• [Record extracts]:
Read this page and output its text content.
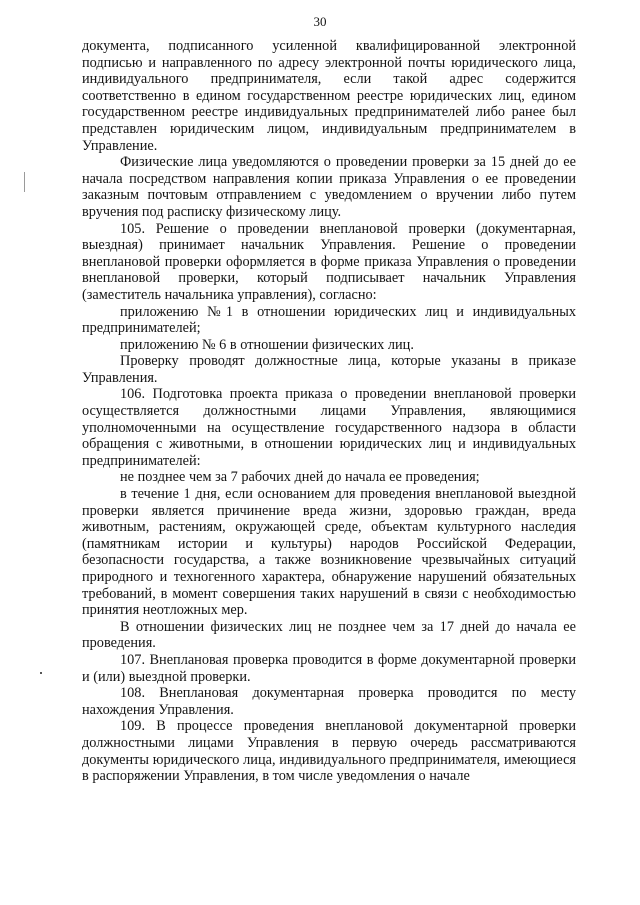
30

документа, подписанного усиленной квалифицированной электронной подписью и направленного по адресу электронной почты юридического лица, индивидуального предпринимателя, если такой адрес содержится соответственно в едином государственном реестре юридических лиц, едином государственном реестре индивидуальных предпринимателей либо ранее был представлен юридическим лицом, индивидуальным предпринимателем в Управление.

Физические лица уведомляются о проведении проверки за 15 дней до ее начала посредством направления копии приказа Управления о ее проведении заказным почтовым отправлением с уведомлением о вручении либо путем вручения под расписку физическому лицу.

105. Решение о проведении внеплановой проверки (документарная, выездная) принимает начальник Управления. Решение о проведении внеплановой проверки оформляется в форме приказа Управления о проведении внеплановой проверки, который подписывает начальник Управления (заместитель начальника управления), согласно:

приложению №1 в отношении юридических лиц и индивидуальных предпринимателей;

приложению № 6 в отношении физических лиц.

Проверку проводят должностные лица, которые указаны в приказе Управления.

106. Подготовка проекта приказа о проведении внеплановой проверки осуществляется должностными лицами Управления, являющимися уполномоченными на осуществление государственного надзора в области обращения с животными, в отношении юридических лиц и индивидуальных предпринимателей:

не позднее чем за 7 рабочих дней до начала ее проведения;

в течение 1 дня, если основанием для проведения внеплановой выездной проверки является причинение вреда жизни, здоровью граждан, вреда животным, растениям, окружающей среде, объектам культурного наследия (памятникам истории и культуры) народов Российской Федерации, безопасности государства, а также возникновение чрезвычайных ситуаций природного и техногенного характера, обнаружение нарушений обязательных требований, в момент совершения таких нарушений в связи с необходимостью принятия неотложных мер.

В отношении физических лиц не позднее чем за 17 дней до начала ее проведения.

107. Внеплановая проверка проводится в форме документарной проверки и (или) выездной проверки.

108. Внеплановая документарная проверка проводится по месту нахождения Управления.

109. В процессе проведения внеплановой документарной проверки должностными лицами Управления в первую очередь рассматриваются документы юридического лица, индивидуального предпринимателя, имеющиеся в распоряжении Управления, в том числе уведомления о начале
--
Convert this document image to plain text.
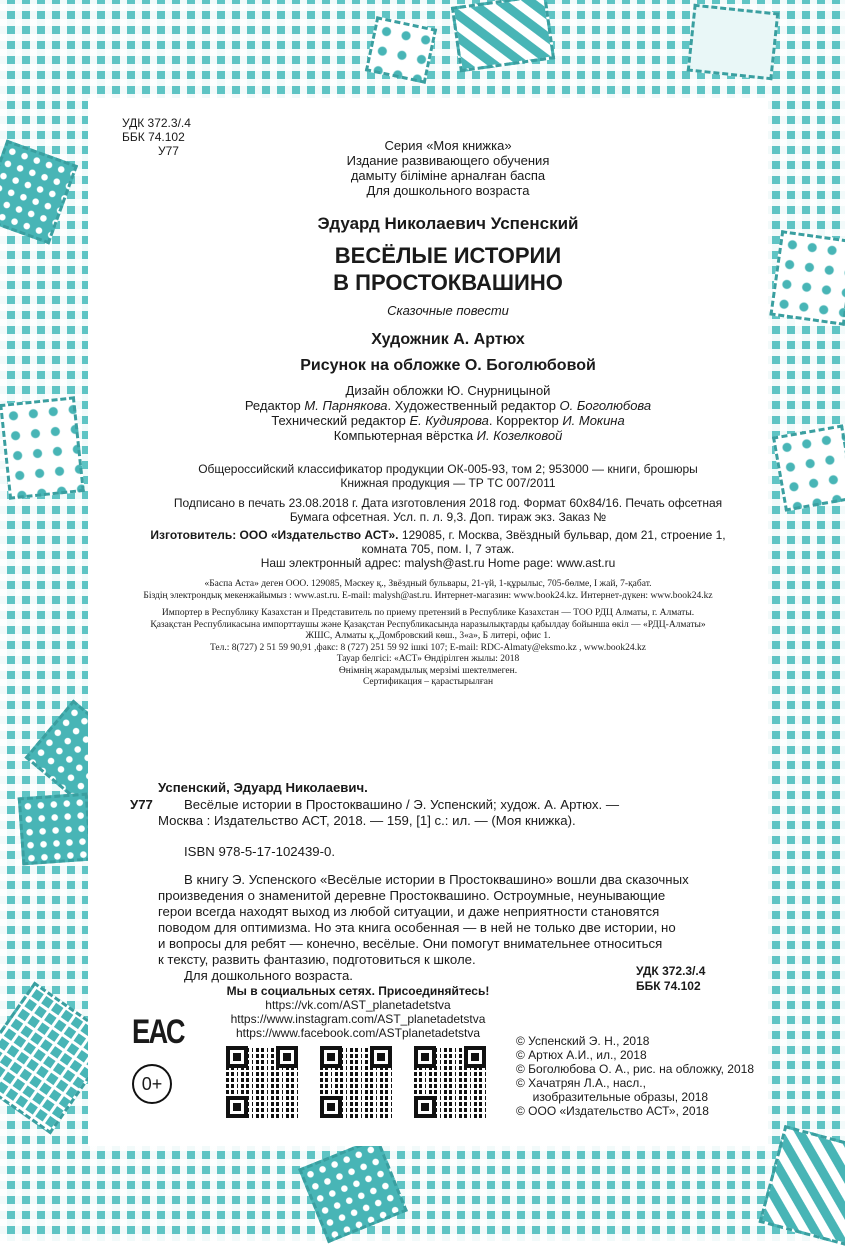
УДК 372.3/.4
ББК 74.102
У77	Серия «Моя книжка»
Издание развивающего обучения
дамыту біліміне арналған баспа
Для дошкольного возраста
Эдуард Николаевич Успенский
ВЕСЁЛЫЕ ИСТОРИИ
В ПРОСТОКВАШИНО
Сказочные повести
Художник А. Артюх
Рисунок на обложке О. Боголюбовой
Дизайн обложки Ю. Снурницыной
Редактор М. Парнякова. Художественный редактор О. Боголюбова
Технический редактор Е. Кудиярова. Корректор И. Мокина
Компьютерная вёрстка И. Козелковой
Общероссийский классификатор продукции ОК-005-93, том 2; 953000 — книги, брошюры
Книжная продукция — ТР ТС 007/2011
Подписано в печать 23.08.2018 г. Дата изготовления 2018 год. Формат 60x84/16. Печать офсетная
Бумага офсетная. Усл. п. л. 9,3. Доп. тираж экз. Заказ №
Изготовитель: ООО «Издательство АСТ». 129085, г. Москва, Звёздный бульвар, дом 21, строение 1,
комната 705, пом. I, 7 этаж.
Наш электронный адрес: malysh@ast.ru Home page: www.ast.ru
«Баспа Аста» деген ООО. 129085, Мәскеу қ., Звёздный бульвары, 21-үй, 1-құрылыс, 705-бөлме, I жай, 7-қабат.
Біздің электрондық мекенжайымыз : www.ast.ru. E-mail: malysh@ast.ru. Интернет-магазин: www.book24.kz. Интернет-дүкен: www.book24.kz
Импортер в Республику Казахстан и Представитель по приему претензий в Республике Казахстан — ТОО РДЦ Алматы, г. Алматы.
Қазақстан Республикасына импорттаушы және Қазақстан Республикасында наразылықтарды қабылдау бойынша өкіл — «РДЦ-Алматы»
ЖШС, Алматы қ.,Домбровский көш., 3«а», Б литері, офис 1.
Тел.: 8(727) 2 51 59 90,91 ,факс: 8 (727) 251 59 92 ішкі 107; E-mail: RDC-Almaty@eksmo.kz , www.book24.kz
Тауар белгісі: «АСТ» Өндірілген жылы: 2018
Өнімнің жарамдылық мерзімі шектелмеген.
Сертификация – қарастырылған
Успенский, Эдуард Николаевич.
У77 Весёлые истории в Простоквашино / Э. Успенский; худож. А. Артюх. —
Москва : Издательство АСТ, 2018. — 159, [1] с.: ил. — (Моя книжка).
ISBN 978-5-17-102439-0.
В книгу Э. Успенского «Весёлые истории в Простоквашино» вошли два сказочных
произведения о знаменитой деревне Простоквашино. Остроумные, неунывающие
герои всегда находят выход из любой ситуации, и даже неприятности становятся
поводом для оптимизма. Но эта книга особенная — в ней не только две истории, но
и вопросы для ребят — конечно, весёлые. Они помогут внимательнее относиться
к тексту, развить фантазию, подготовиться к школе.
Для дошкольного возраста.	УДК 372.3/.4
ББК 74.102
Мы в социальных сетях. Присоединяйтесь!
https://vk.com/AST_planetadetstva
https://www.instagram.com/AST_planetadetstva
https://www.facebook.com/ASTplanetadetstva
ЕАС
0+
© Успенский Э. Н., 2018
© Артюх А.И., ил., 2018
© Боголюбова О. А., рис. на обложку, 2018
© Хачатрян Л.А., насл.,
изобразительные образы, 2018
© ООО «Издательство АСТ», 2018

• [Written instruction]: Pick out every line above that contains the word "https" and copy it.

• [Result below]:
https://vk.com/AST_planetadetstva
https://www.instagram.com/AST_planetadetstva
https://www.facebook.com/ASTplanetadetstva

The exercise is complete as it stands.